* [GOAL]:
Output each line of the material exactly as it stands.

Stored data
>>>>>

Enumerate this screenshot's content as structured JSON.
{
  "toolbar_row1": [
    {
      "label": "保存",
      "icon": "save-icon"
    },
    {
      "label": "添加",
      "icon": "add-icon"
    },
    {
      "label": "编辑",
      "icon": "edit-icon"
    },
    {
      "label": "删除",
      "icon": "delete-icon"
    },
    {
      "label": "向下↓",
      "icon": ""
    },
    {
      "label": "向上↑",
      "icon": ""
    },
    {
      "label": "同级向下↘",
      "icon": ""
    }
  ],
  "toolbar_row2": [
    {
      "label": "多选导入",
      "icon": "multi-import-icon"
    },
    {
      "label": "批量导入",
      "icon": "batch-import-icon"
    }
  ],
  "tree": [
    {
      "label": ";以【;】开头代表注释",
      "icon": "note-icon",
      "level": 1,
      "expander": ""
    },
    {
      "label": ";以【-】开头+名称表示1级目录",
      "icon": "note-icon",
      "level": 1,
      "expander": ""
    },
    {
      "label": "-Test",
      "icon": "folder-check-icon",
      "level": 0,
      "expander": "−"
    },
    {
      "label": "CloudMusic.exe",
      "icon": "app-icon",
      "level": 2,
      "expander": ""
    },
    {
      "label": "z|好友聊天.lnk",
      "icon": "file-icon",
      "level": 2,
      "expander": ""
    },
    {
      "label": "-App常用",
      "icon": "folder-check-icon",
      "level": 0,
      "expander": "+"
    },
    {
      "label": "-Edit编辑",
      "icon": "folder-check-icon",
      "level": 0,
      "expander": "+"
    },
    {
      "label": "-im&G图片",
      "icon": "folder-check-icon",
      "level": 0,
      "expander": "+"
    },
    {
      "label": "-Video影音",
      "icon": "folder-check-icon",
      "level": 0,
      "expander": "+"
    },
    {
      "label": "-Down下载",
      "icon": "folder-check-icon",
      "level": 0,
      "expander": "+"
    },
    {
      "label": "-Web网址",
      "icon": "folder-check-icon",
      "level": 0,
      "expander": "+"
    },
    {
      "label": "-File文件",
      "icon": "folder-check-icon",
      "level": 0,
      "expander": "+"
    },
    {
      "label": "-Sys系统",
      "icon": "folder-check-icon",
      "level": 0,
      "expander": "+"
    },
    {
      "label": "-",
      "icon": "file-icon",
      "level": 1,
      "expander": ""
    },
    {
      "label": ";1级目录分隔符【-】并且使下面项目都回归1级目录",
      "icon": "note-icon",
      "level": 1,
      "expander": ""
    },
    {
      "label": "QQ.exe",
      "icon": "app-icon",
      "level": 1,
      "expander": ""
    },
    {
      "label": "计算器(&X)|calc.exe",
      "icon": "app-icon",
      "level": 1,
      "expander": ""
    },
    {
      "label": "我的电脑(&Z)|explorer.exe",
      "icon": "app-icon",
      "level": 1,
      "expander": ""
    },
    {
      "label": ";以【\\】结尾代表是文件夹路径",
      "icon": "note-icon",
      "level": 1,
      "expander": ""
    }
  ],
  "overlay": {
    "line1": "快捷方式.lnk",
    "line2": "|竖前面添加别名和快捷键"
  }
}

<<<<<

* [FINISHED TASK]:
Enumerate this screenshot's content as structured JSON.
{
  "toolbar_row1": [
    {
      "label": "保存",
      "icon": "save-icon"
    },
    {
      "label": "添加",
      "icon": "add-icon"
    },
    {
      "label": "编辑",
      "icon": "edit-icon"
    },
    {
      "label": "删除",
      "icon": "delete-icon"
    },
    {
      "label": "向下↓",
      "icon": ""
    },
    {
      "label": "向上↑",
      "icon": ""
    },
    {
      "label": "同级向下↘",
      "icon": ""
    }
  ],
  "toolbar_row2": [
    {
      "label": "多选导入",
      "icon": "multi-import-icon"
    },
    {
      "label": "批量导入",
      "icon": "batch-import-icon"
    }
  ],
  "tree": [
    {
      "label": ";以【;】开头代表注释",
      "icon": "note-icon",
      "level": 1,
      "expander": ""
    },
    {
      "label": ";以【-】开头+名称表示1级目录",
      "icon": "note-icon",
      "level": 1,
      "expander": ""
    },
    {
      "label": "-Test",
      "icon": "folder-check-icon",
      "level": 0,
      "expander": "−"
    },
    {
      "label": "CloudMusic.exe",
      "icon": "app-icon",
      "level": 2,
      "expander": ""
    },
    {
      "label": "z|好友聊天.lnk",
      "icon": "file-icon",
      "level": 2,
      "expander": ""
    },
    {
      "label": "-App常用",
      "icon": "folder-check-icon",
      "level": 0,
      "expander": "+"
    },
    {
      "label": "-Edit编辑",
      "icon": "folder-check-icon",
      "level": 0,
      "expander": "+"
    },
    {
      "label": "-im&G图片",
      "icon": "folder-check-icon",
      "level": 0,
      "expander": "+"
    },
    {
      "label": "-Video影音",
      "icon": "folder-check-icon",
      "level": 0,
      "expander": "+"
    },
    {
      "label": "-Down下载",
      "icon": "folder-check-icon",
      "level": 0,
      "expander": "+"
    },
    {
      "label": "-Web网址",
      "icon": "folder-check-icon",
      "level": 0,
      "expander": "+"
    },
    {
      "label": "-File文件",
      "icon": "folder-check-icon",
      "level": 0,
      "expander": "+"
    },
    {
      "label": "-Sys系统",
      "icon": "folder-check-icon",
      "level": 0,
      "expander": "+"
    },
    {
      "label": "-",
      "icon": "file-icon",
      "level": 1,
      "expander": ""
    },
    {
      "label": ";1级目录分隔符【-】并且使下面项目都回归1级目录",
      "icon": "note-icon",
      "level": 1,
      "expander": ""
    },
    {
      "label": "QQ.exe",
      "icon": "app-icon",
      "level": 1,
      "expander": ""
    },
    {
      "label": "计算器(&X)|calc.exe",
      "icon": "app-icon",
      "level": 1,
      "expander": ""
    },
    {
      "label": "我的电脑(&Z)|explorer.exe",
      "icon": "app-icon",
      "level": 1,
      "expander": ""
    },
    {
      "label": ";以【\\】结尾代表是文件夹路径",
      "icon": "note-icon",
      "level": 1,
      "expander": ""
    }
  ],
  "overlay": {
    "line1": "快捷方式.lnk",
    "line2": "|竖前面添加别名和快捷键"
  }
}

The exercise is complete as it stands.